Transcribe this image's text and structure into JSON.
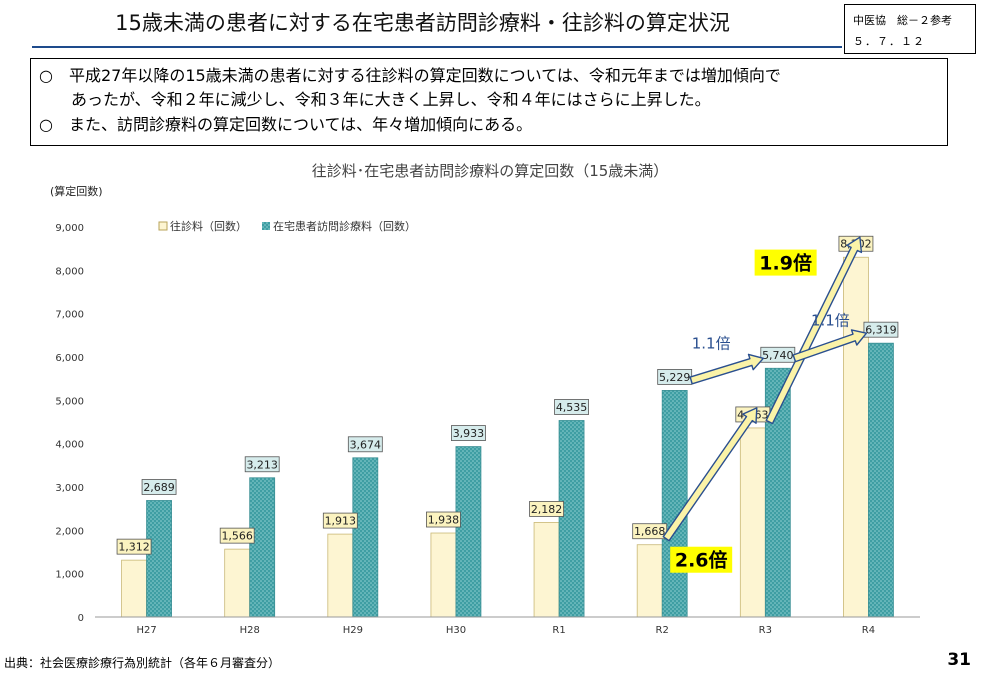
{
  "header": {
    "title": "15歳未満の患者に対する在宅患者訪問診療料・往診料の算定状況",
    "ref_line1": "中医協　総－２参考",
    "ref_line2": "５．７．１２"
  },
  "summary": {
    "bullet1_line1": "○　平成27年以降の15歳未満の患者に対する往診料の算定回数については、令和元年までは増加傾向で",
    "bullet1_line2": "あったが、令和２年に減少し、令和３年に大きく上昇し、令和４年にはさらに上昇した。",
    "bullet2": "○　また、訪問診療料の算定回数については、年々増加傾向にある。"
  },
  "chart_data": {
    "type": "bar",
    "title": "往診料･在宅患者訪問診療料の算定回数（15歳未満）",
    "ylabel": "(算定回数)",
    "categories": [
      "H27",
      "H28",
      "H29",
      "H30",
      "R1",
      "R2",
      "R3",
      "R4"
    ],
    "ylim": [
      0,
      9000
    ],
    "yticks": [
      "0",
      "1,000",
      "2,000",
      "3,000",
      "4,000",
      "5,000",
      "6,000",
      "7,000",
      "8,000",
      "9,000"
    ],
    "grid": false,
    "legend_position": "top-left",
    "series": [
      {
        "name": "往診料（回数）",
        "color": "#fdf5d2",
        "labels": [
          "1,312",
          "1,566",
          "1,913",
          "1,938",
          "2,182",
          "1,668",
          "4,363",
          "8,302"
        ],
        "values": [
          1312,
          1566,
          1913,
          1938,
          2182,
          1668,
          4363,
          8302
        ]
      },
      {
        "name": "在宅患者訪問診療料（回数）",
        "color": "#4fa9ad",
        "labels": [
          "2,689",
          "3,213",
          "3,674",
          "3,933",
          "4,535",
          "5,229",
          "5,740",
          "6,319"
        ],
        "values": [
          2689,
          3213,
          3674,
          3933,
          4535,
          5229,
          5740,
          6319
        ]
      }
    ],
    "annotations": [
      {
        "text": "2.6倍",
        "series": 0,
        "from": "R2",
        "to": "R3"
      },
      {
        "text": "1.9倍",
        "series": 0,
        "from": "R3",
        "to": "R4"
      },
      {
        "text": "1.1倍",
        "series": 1,
        "from": "R2",
        "to": "R3"
      },
      {
        "text": "1.1倍",
        "series": 1,
        "from": "R3",
        "to": "R4"
      }
    ]
  },
  "footer": {
    "source": "出典：社会医療診療行為別統計（各年６月審査分）",
    "page_number": "31"
  },
  "colors": {
    "accent": "#1e4b8c",
    "highlight": "#ffff00",
    "ratio_arrow_fill": "#fbf3a8",
    "label_box_fill_1": "#fbf3c0",
    "label_box_fill_2": "#d6ecec"
  }
}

◆ ◆ ◆ ◆ ◆

What the task requires:
Each line in the records above should be reproduced exactly; images are not copied.

Solution to this problem:
Transcribe this image's text and structure into JSON.
{
  "header": {
    "title": "15歳未満の患者に対する在宅患者訪問診療料・往診料の算定状況",
    "ref_line1": "中医協　総－２参考",
    "ref_line2": "５．７．１２"
  },
  "summary": {
    "bullet1_line1": "○　平成27年以降の15歳未満の患者に対する往診料の算定回数については、令和元年までは増加傾向で",
    "bullet1_line2": "あったが、令和２年に減少し、令和３年に大きく上昇し、令和４年にはさらに上昇した。",
    "bullet2": "○　また、訪問診療料の算定回数については、年々増加傾向にある。"
  },
  "chart_data": {
    "type": "bar",
    "title": "往診料･在宅患者訪問診療料の算定回数（15歳未満）",
    "ylabel": "(算定回数)",
    "categories": [
      "H27",
      "H28",
      "H29",
      "H30",
      "R1",
      "R2",
      "R3",
      "R4"
    ],
    "ylim": [
      0,
      9000
    ],
    "yticks": [
      "0",
      "1,000",
      "2,000",
      "3,000",
      "4,000",
      "5,000",
      "6,000",
      "7,000",
      "8,000",
      "9,000"
    ],
    "grid": false,
    "legend_position": "top-left",
    "series": [
      {
        "name": "往診料（回数）",
        "color": "#fdf5d2",
        "labels": [
          "1,312",
          "1,566",
          "1,913",
          "1,938",
          "2,182",
          "1,668",
          "4,363",
          "8,302"
        ],
        "values": [
          1312,
          1566,
          1913,
          1938,
          2182,
          1668,
          4363,
          8302
        ]
      },
      {
        "name": "在宅患者訪問診療料（回数）",
        "color": "#4fa9ad",
        "labels": [
          "2,689",
          "3,213",
          "3,674",
          "3,933",
          "4,535",
          "5,229",
          "5,740",
          "6,319"
        ],
        "values": [
          2689,
          3213,
          3674,
          3933,
          4535,
          5229,
          5740,
          6319
        ]
      }
    ],
    "annotations": [
      {
        "text": "2.6倍",
        "series": 0,
        "from": "R2",
        "to": "R3"
      },
      {
        "text": "1.9倍",
        "series": 0,
        "from": "R3",
        "to": "R4"
      },
      {
        "text": "1.1倍",
        "series": 1,
        "from": "R2",
        "to": "R3"
      },
      {
        "text": "1.1倍",
        "series": 1,
        "from": "R3",
        "to": "R4"
      }
    ]
  },
  "footer": {
    "source": "出典：社会医療診療行為別統計（各年６月審査分）",
    "page_number": "31"
  },
  "colors": {
    "accent": "#1e4b8c",
    "highlight": "#ffff00",
    "ratio_arrow_fill": "#fbf3a8",
    "label_box_fill_1": "#fbf3c0",
    "label_box_fill_2": "#d6ecec"
  }
}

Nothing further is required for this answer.